* _Extracted information_:
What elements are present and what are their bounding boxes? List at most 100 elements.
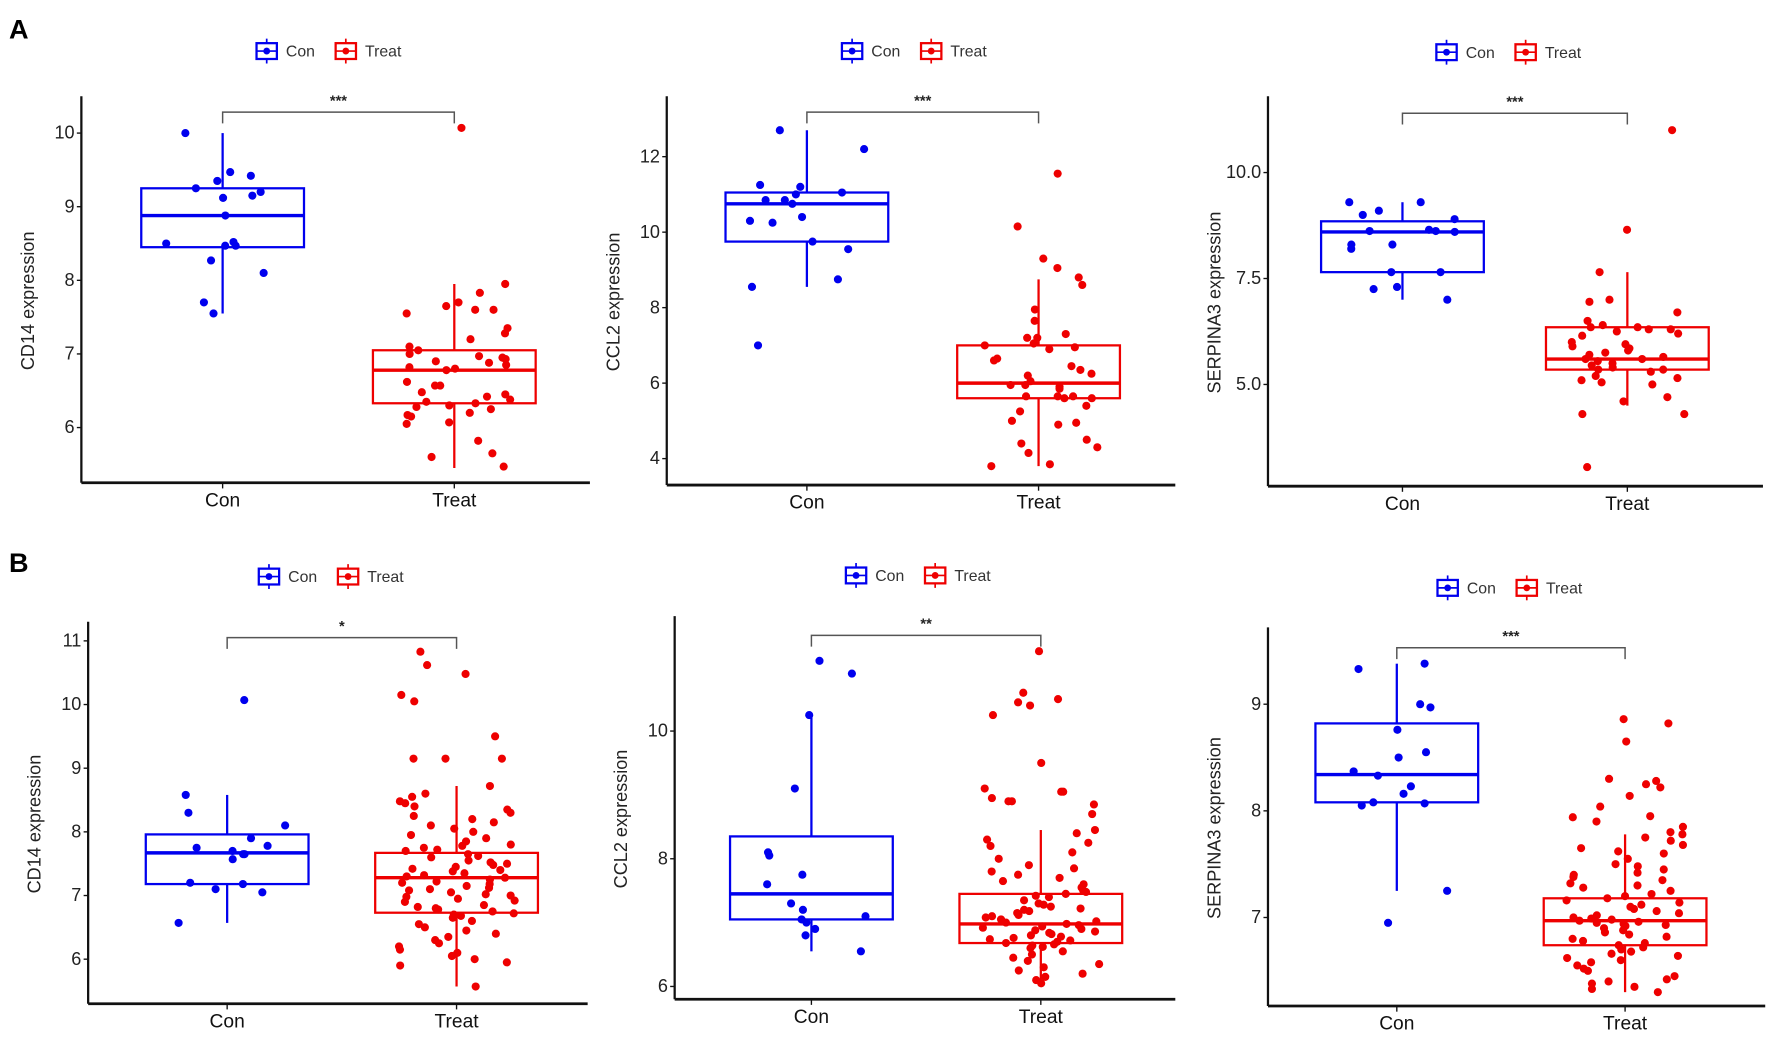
data-point-treat bbox=[981, 913, 990, 922]
data-point-con bbox=[768, 218, 777, 227]
data-point-treat bbox=[489, 818, 498, 827]
y-tick-label: 7 bbox=[71, 885, 81, 905]
legend-item-treat: Treat bbox=[1514, 39, 1582, 65]
data-point-treat bbox=[1639, 943, 1648, 952]
data-point-treat bbox=[988, 711, 998, 720]
data-point-treat bbox=[1014, 910, 1023, 920]
data-point-treat bbox=[456, 911, 465, 920]
data-point-con bbox=[847, 669, 856, 678]
data-point-con bbox=[1421, 748, 1431, 757]
legend-point-icon bbox=[927, 47, 935, 55]
data-point-treat bbox=[1644, 325, 1653, 334]
data-point-con bbox=[228, 846, 237, 856]
significance-label: *** bbox=[914, 93, 931, 109]
data-point-treat bbox=[1666, 325, 1675, 334]
box-iqr bbox=[1314, 722, 1480, 804]
data-point-con bbox=[221, 211, 230, 220]
data-point-con bbox=[239, 850, 248, 859]
legend-item-treat: Treat bbox=[334, 38, 402, 64]
y-tick-label: 10 bbox=[61, 694, 81, 714]
data-point-treat bbox=[1034, 647, 1044, 656]
data-point-treat bbox=[1627, 947, 1636, 956]
data-point-treat bbox=[446, 888, 456, 897]
data-point-treat bbox=[398, 878, 407, 887]
data-point-treat bbox=[1077, 924, 1086, 934]
legend-point-icon bbox=[265, 573, 273, 580]
data-point-con bbox=[199, 298, 208, 307]
data-point-con bbox=[221, 241, 230, 250]
data-point-treat bbox=[1661, 920, 1670, 930]
data-point-con bbox=[1387, 268, 1396, 277]
data-point-treat bbox=[980, 341, 989, 350]
data-point-treat bbox=[466, 335, 475, 344]
box-con bbox=[728, 715, 894, 952]
data-point-treat bbox=[423, 660, 432, 670]
data-point-treat bbox=[1634, 917, 1643, 926]
data-point-con bbox=[796, 182, 805, 191]
significance-label: ** bbox=[920, 617, 932, 633]
data-point-treat bbox=[450, 824, 459, 833]
legend-item-con: Con bbox=[255, 38, 315, 64]
significance-label: *** bbox=[1506, 94, 1523, 110]
data-point-treat bbox=[1021, 392, 1031, 401]
legend-point-icon bbox=[1522, 48, 1530, 56]
data-point-treat bbox=[506, 840, 515, 849]
data-point-treat bbox=[406, 830, 416, 840]
data-point-treat bbox=[1605, 774, 1614, 783]
data-point-treat bbox=[1646, 367, 1655, 376]
data-point-con bbox=[246, 834, 256, 843]
data-point-treat bbox=[1674, 329, 1683, 338]
data-point-con bbox=[1349, 767, 1358, 776]
data-point-treat bbox=[1597, 378, 1606, 387]
data-point-treat bbox=[987, 794, 996, 803]
data-point-treat bbox=[1666, 828, 1675, 837]
data-point-treat bbox=[1587, 984, 1597, 994]
data-point-treat bbox=[998, 877, 1008, 886]
significance-bracket bbox=[226, 636, 458, 649]
data-point-treat bbox=[1577, 844, 1586, 853]
data-point-con bbox=[833, 275, 842, 284]
legend-label: Con bbox=[1466, 45, 1495, 62]
box-iqr bbox=[728, 835, 894, 921]
data-point-treat bbox=[1652, 776, 1661, 786]
data-point-treat bbox=[1027, 950, 1037, 959]
significance-bracket bbox=[221, 111, 456, 124]
x-tick-label: Treat bbox=[1017, 493, 1062, 514]
data-point-con bbox=[765, 851, 774, 860]
data-point-treat bbox=[1604, 977, 1613, 986]
data-point-con bbox=[1420, 659, 1429, 668]
data-point-treat bbox=[1587, 958, 1596, 967]
data-point-treat bbox=[1017, 439, 1026, 448]
data-point-treat bbox=[500, 873, 510, 882]
data-point-treat bbox=[502, 360, 511, 370]
data-point-treat bbox=[1568, 813, 1577, 822]
data-point-treat bbox=[1625, 930, 1634, 939]
data-point-treat bbox=[1666, 886, 1675, 895]
data-point-treat bbox=[1001, 938, 1011, 948]
data-point-treat bbox=[1060, 394, 1069, 403]
box-iqr bbox=[1319, 220, 1485, 274]
data-point-treat bbox=[983, 835, 992, 844]
data-point-treat bbox=[1583, 966, 1592, 975]
data-point-treat bbox=[1641, 833, 1650, 842]
data-point-treat bbox=[1619, 926, 1628, 935]
box-treat bbox=[1544, 272, 1710, 406]
data-point-treat bbox=[1668, 126, 1677, 135]
legend-item-treat: Treat bbox=[923, 563, 991, 588]
data-point-con bbox=[1357, 801, 1366, 810]
data-point-treat bbox=[421, 789, 430, 798]
box-iqr bbox=[958, 892, 1124, 945]
data-point-treat bbox=[500, 329, 510, 338]
data-point-treat bbox=[496, 865, 505, 875]
data-point-treat bbox=[1061, 329, 1070, 339]
data-point-con bbox=[811, 924, 820, 934]
data-point-con bbox=[837, 188, 847, 197]
data-point-treat bbox=[1579, 883, 1588, 892]
data-point-treat bbox=[1038, 922, 1047, 931]
data-point-con bbox=[281, 821, 290, 830]
data-point-treat bbox=[987, 462, 996, 471]
y-axis-label: SERPINA3 expression bbox=[1205, 212, 1225, 394]
data-point-treat bbox=[1019, 688, 1028, 697]
x-tick-label: Con bbox=[1385, 494, 1420, 515]
data-point-treat bbox=[1070, 343, 1079, 352]
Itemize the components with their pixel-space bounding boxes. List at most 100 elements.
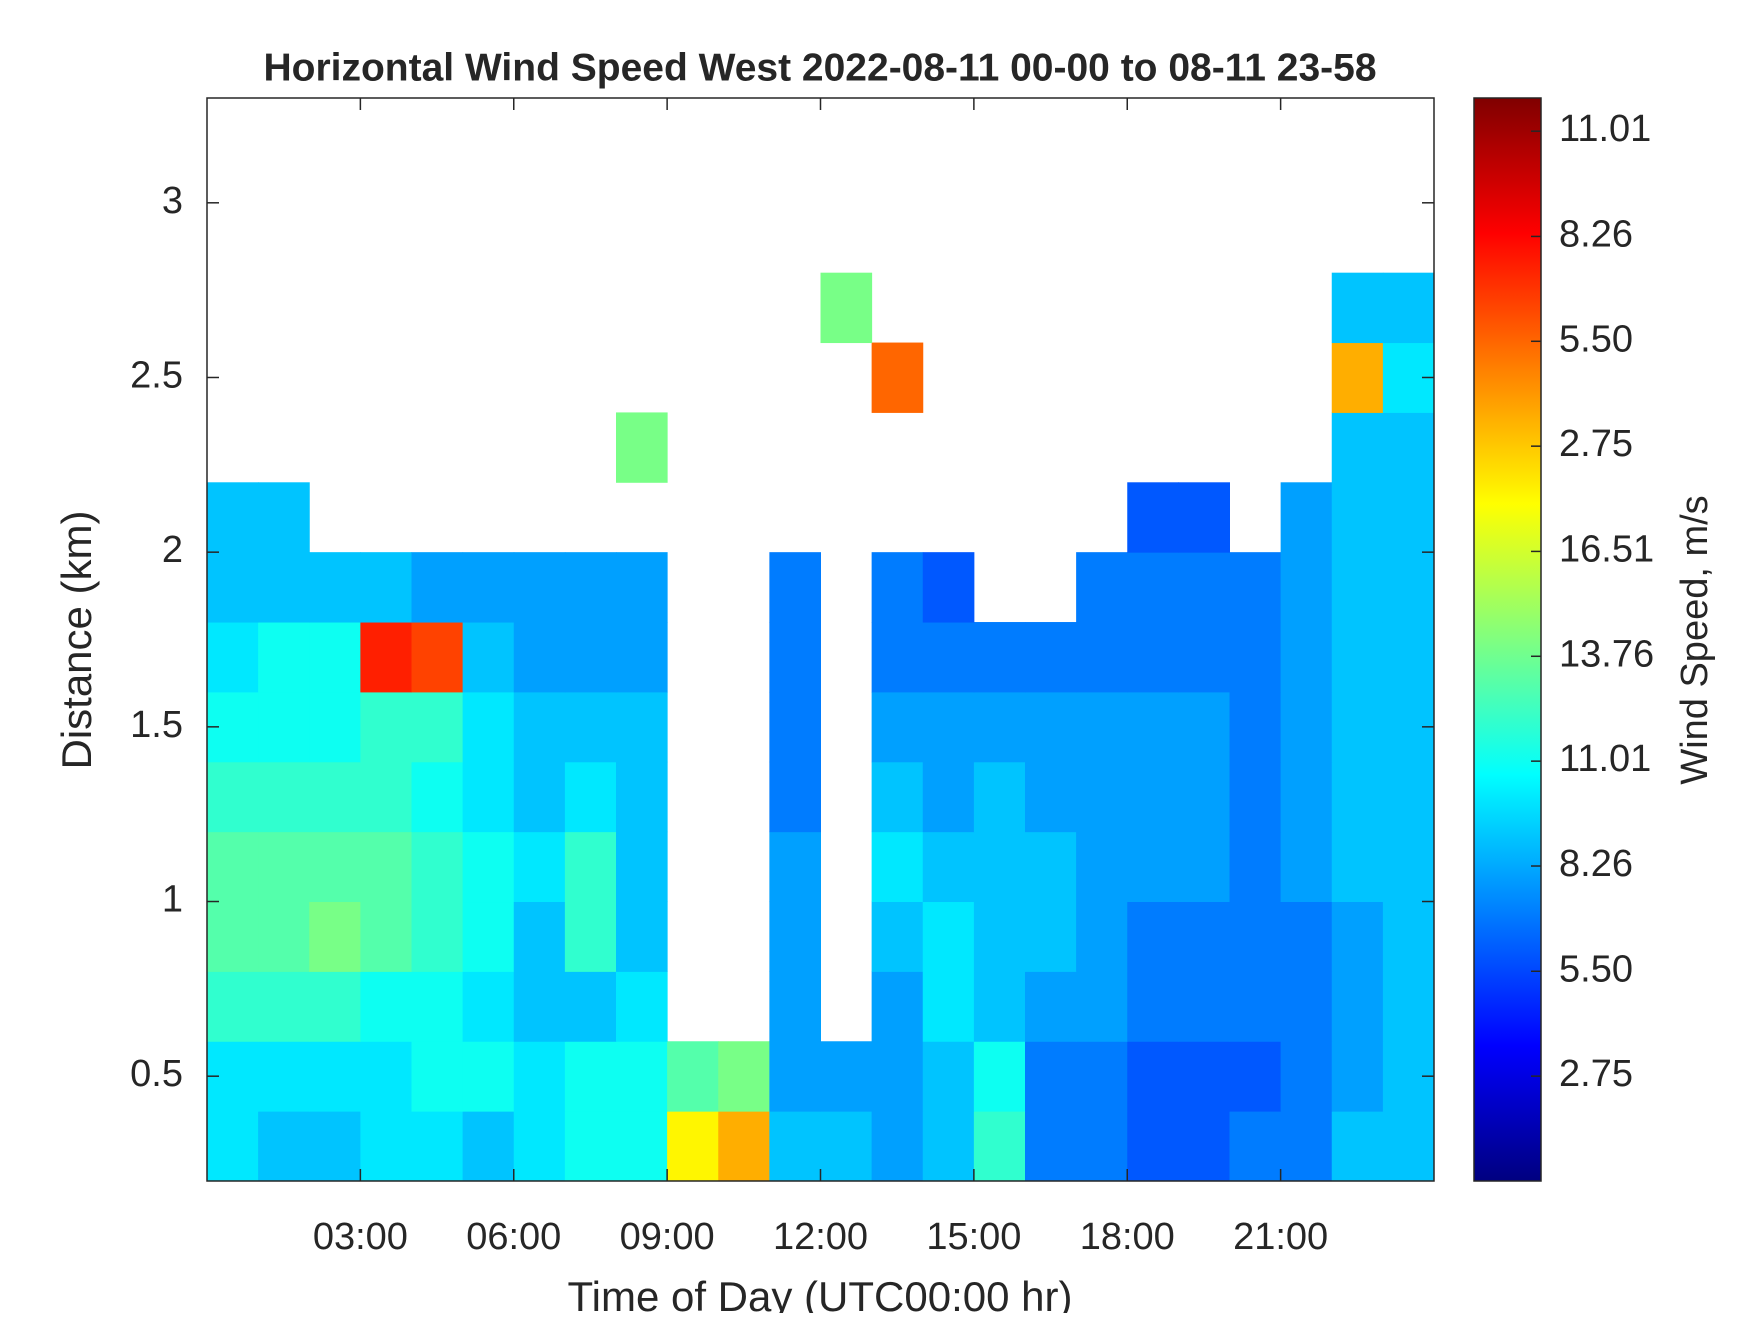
heat-cell: [820, 1111, 873, 1182]
heat-cell: [309, 552, 361, 623]
heat-cell: [1280, 552, 1333, 623]
heat-cell: [411, 761, 464, 833]
heat-cell: [564, 691, 617, 763]
y-tick-label: 1: [162, 879, 183, 921]
heat-cell: [564, 552, 617, 623]
heat-cell: [1229, 622, 1282, 693]
y-axis-label: Distance (km): [53, 510, 100, 769]
heat-cell: [1229, 1041, 1282, 1112]
heat-cell: [1382, 831, 1435, 903]
heat-cell: [1127, 971, 1179, 1042]
heat-cell: [564, 622, 617, 693]
heat-cell: [1229, 552, 1282, 623]
heat-cell: [1076, 552, 1128, 623]
heat-cell: [258, 901, 310, 972]
heat-cell: [769, 552, 821, 623]
heatmap: [207, 272, 1435, 1182]
heat-cell: [1178, 691, 1230, 763]
heat-cell: [513, 971, 566, 1042]
colorbar-tick-label: 2.75: [1559, 1053, 1633, 1095]
heat-cell: [564, 761, 617, 833]
colorbar-tick-label: 8.26: [1559, 213, 1633, 255]
heat-cell: [1127, 622, 1179, 693]
heat-cell: [769, 1041, 821, 1112]
heat-cell: [922, 1111, 975, 1182]
heat-cell: [462, 971, 515, 1042]
heat-cell: [1076, 831, 1128, 903]
heat-cell: [820, 272, 873, 344]
heat-cell: [616, 901, 668, 972]
heat-cell: [718, 1041, 770, 1112]
heat-cell: [616, 831, 668, 903]
heat-cell: [1280, 761, 1333, 833]
heat-cell: [462, 691, 515, 763]
heat-cell: [1280, 1041, 1333, 1112]
y-tick-label: 3: [162, 180, 183, 222]
colorbar-tick-label: 8.26: [1559, 843, 1633, 885]
heat-cell: [616, 761, 668, 833]
heat-cell: [1025, 691, 1077, 763]
colorbar-tick-label: 11.01: [1559, 738, 1651, 780]
heat-cell: [1229, 901, 1282, 972]
heat-cell: [564, 831, 617, 903]
heat-cell: [871, 342, 924, 413]
heat-cell: [1229, 971, 1282, 1042]
heat-cell: [1280, 482, 1333, 553]
heat-cell: [769, 901, 821, 972]
heat-cell: [922, 622, 975, 693]
heat-cell: [616, 691, 668, 763]
heat-cell: [616, 971, 668, 1042]
heat-cell: [871, 971, 924, 1042]
heat-cell: [1331, 1111, 1384, 1182]
heat-cell: [360, 761, 412, 833]
heat-cell: [667, 1041, 719, 1112]
heat-cell: [207, 761, 259, 833]
heat-cell: [1331, 622, 1384, 693]
y-tick-label: 0.5: [130, 1053, 183, 1095]
heat-cell: [1280, 971, 1333, 1042]
heat-cell: [1025, 831, 1077, 903]
heat-cell: [258, 971, 310, 1042]
heat-cell: [871, 761, 924, 833]
heat-cell: [564, 1111, 617, 1182]
heat-cell: [360, 622, 412, 693]
heat-cell: [258, 761, 310, 833]
heat-cell: [922, 691, 975, 763]
heat-cell: [1127, 482, 1179, 553]
heat-cell: [513, 831, 566, 903]
heat-cell: [871, 622, 924, 693]
colorbar-tick-label: 13.76: [1559, 633, 1654, 675]
heat-cell: [922, 552, 975, 623]
heat-cell: [1178, 552, 1230, 623]
heat-cell: [360, 552, 412, 623]
heat-cell: [1331, 761, 1384, 833]
heat-cell: [922, 1041, 975, 1112]
heat-cell: [667, 1111, 719, 1182]
heat-cell: [1331, 691, 1384, 763]
heat-cell: [207, 1111, 259, 1182]
heat-cell: [1331, 552, 1384, 623]
heat-cell: [258, 482, 310, 553]
heat-cell: [258, 1041, 310, 1112]
heat-cell: [1280, 691, 1333, 763]
heat-cell: [564, 1041, 617, 1112]
heat-cell: [616, 412, 668, 483]
heat-cell: [207, 901, 259, 972]
heat-cell: [1382, 482, 1435, 553]
heat-cell: [1331, 971, 1384, 1042]
heat-cell: [769, 1111, 821, 1182]
heat-cell: [564, 901, 617, 972]
x-tick-label: 09:00: [620, 1216, 715, 1258]
heat-cell: [1025, 1111, 1077, 1182]
heat-cell: [411, 552, 464, 623]
heat-cell: [973, 691, 1026, 763]
heat-cell: [309, 691, 361, 763]
heat-cell: [1025, 901, 1077, 972]
colorbar-tick-label: 11.01: [1559, 108, 1651, 150]
heat-cell: [411, 901, 464, 972]
heat-cell: [258, 552, 310, 623]
heat-cell: [1178, 831, 1230, 903]
heat-cell: [769, 971, 821, 1042]
heat-cell: [769, 691, 821, 763]
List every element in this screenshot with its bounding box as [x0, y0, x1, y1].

* _Given problem_:
Please copy, character for character, the material from the line with "data-point-treat bbox=[981, 913, 990, 922]" to the line with "data-point-treat bbox=[456, 911, 465, 920]".

* _Written answer_:
data-point-treat bbox=[981, 913, 990, 922]
data-point-con bbox=[768, 218, 777, 227]
data-point-treat bbox=[489, 818, 498, 827]
y-tick-label: 7 bbox=[71, 885, 81, 905]
legend-item-treat: Treat bbox=[1514, 39, 1582, 65]
data-point-treat bbox=[1639, 943, 1648, 952]
data-point-treat bbox=[988, 711, 998, 720]
data-point-treat bbox=[1014, 910, 1023, 920]
data-point-treat bbox=[456, 911, 465, 920]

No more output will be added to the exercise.